:: YOUR OBJECTIVE ::
Find every line in the records below that contains the word "were", and copy each such line.

:: DATASET RECORDS ::
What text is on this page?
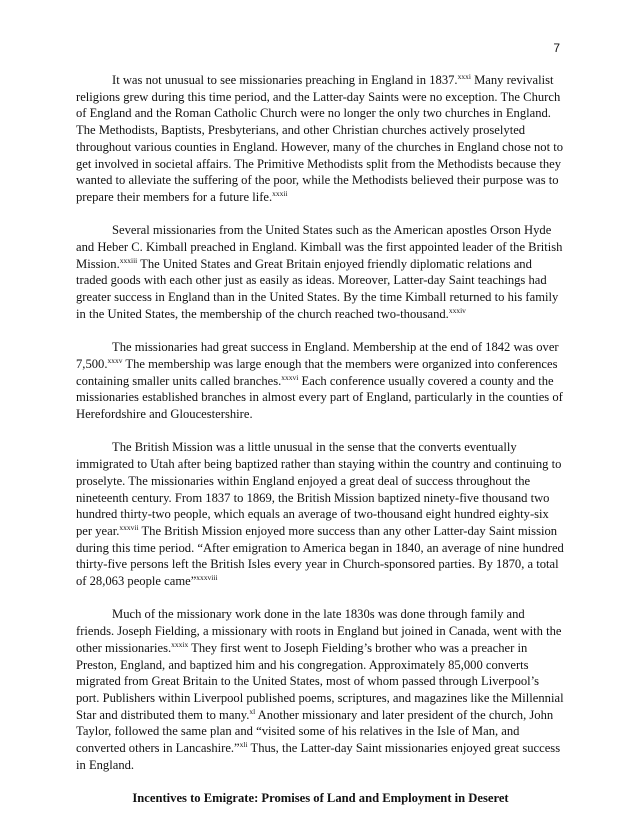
7

It was not unusual to see missionaries preaching in England in 1837.$^{xxxi}$ Many revivalist religions grew during this time period, and the Latter-day Saints were no exception. The Church of England and the Roman Catholic Church were no longer the only two churches in England. The Methodists, Baptists, Presbyterians, and other Christian churches actively proselyted throughout various counties in England. However, many of the churches in England chose not to get involved in societal affairs. The Primitive Methodists split from the Methodists because they wanted to alleviate the suffering of the poor, while the Methodists believed their purpose was to prepare their members for a future life.$^{xxxii}$

Several missionaries from the United States such as the American apostles Orson Hyde and Heber C. Kimball preached in England. Kimball was the first appointed leader of the British Mission.$^{xxxiii}$ The United States and Great Britain enjoyed friendly diplomatic relations and traded goods with each other just as easily as ideas. Moreover, Latter-day Saint teachings had greater success in England than in the United States. By the time Kimball returned to his family in the United States, the membership of the church reached two-thousand.$^{xxxiv}$

The missionaries had great success in England. Membership at the end of 1842 was over 7,500.$^{xxxv}$ The membership was large enough that the members were organized into conferences containing smaller units called branches.$^{xxxvi}$ Each conference usually covered a county and the missionaries established branches in almost every part of England, particularly in the counties of Herefordshire and Gloucestershire.

The British Mission was a little unusual in the sense that the converts eventually immigrated to Utah after being baptized rather than staying within the country and continuing to proselyte. The missionaries within England enjoyed a great deal of success throughout the nineteenth century. From 1837 to 1869, the British Mission baptized ninety-five thousand two hundred thirty-two people, which equals an average of two-thousand eight hundred eighty-six per year.$^{xxxvii}$ The British Mission enjoyed more success than any other Latter-day Saint mission during this time period. “After emigration to America began in 1840, an average of nine hundred thirty-five persons left the British Isles every year in Church-sponsored parties. By 1870, a total of 28,063 people came”$^{xxxviii}$

Much of the missionary work done in the late 1830s was done through family and friends. Joseph Fielding, a missionary with roots in England but joined in Canada, went with the other missionaries.$^{xxxix}$ They first went to Joseph Fielding’s brother who was a preacher in Preston, England, and baptized him and his congregation. Approximately 85,000 converts migrated from Great Britain to the United States, most of whom passed through Liverpool’s port. Publishers within Liverpool published poems, scriptures, and magazines like the Millennial Star and distributed them to many.$^{xl}$ Another missionary and later president of the church, John Taylor, followed the same plan and “visited some of his relatives in the Isle of Man, and converted others in Lancashire.”$^{xli}$ Thus, the Latter-day Saint missionaries enjoyed great success in England.

Incentives to Emigrate: Promises of Land and Employment in Deseret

:: PROBLEM SOLUTION ::
It was not unusual to see missionaries preaching in England in 1837.$^{xxxi}$ Many revivalist religions grew during this time period, and the Latter-day Saints were no exception. The Church of England and the Roman Catholic Church were no longer the only two churches in England. The Methodists, Baptists, Presbyterians, and other Christian churches actively proselyted throughout various counties in England. However, many of the churches in England chose not to get involved in societal affairs. The Primitive Methodists split from the Methodists because they wanted to alleviate the suffering of the poor, while the Methodists believed their purpose was to prepare their members for a future life.$^{xxxii}$
The missionaries had great success in England. Membership at the end of 1842 was over 7,500.$^{xxxv}$ The membership was large enough that the members were organized into conferences containing smaller units called branches.$^{xxxvi}$ Each conference usually covered a county and the missionaries established branches in almost every part of England, particularly in the counties of Herefordshire and Gloucestershire.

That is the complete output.